══ Input records ══

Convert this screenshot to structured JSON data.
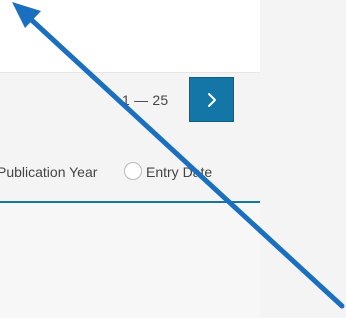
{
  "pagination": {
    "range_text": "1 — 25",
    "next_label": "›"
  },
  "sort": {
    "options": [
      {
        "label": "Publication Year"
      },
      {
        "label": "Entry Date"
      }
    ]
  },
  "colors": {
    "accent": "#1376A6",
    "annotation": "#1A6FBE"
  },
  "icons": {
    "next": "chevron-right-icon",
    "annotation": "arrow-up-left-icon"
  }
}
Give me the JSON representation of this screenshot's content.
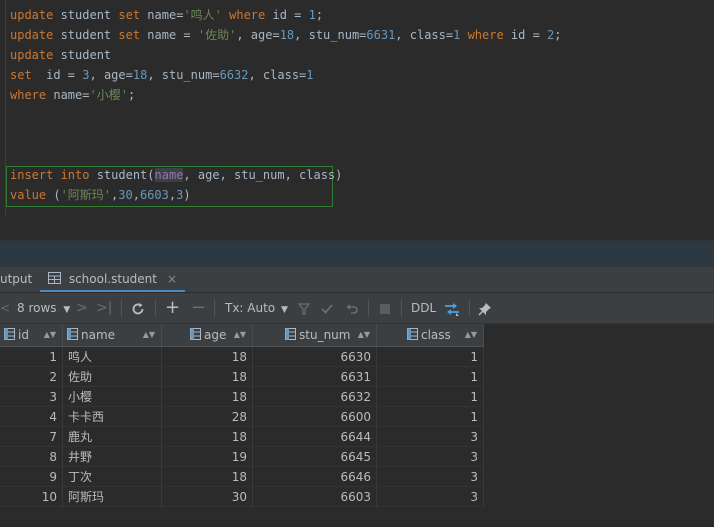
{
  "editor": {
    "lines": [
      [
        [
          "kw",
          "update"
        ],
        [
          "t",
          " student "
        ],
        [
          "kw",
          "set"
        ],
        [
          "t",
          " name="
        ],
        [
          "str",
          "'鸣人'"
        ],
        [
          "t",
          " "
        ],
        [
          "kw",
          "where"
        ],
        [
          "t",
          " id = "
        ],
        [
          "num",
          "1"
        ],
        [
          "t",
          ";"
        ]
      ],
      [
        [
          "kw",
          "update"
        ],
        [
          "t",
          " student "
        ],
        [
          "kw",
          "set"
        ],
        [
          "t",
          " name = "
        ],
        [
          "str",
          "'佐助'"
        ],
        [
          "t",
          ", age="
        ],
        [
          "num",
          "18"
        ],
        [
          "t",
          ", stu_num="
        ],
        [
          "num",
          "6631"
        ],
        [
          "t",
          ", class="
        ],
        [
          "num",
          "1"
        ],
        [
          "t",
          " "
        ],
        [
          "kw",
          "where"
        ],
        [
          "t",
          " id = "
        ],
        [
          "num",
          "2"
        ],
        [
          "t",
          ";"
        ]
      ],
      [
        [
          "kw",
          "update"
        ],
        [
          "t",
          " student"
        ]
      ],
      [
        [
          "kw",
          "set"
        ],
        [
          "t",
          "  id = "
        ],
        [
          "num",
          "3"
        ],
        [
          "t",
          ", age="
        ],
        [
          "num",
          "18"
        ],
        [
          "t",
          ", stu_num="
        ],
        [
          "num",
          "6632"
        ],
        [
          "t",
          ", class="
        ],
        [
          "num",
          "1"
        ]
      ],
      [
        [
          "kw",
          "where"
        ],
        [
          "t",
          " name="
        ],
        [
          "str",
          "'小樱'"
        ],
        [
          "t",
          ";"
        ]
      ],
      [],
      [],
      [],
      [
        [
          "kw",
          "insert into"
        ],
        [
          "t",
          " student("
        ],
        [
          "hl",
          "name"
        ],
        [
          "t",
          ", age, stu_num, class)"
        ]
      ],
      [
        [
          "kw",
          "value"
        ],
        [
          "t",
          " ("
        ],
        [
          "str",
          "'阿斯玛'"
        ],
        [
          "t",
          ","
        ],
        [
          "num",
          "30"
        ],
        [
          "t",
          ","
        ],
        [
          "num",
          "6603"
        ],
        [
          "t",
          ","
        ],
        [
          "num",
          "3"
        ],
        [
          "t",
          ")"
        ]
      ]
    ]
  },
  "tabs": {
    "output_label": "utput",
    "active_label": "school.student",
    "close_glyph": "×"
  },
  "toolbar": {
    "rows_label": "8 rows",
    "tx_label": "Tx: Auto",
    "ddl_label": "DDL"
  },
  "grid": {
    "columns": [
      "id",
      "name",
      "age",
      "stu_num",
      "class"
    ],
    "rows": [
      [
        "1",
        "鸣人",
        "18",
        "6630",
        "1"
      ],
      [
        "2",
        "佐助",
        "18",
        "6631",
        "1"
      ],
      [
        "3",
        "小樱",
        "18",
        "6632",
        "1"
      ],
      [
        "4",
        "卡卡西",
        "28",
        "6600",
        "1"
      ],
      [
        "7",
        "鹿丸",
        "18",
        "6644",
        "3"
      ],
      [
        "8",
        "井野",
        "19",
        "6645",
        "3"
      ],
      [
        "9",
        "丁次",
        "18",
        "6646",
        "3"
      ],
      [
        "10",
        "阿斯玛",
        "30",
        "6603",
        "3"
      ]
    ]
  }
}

═══

> **What the task requires**
Of the lines in the records, how many contain the word "student"? Answer with the number and nothing else.

> **Expected answer**
5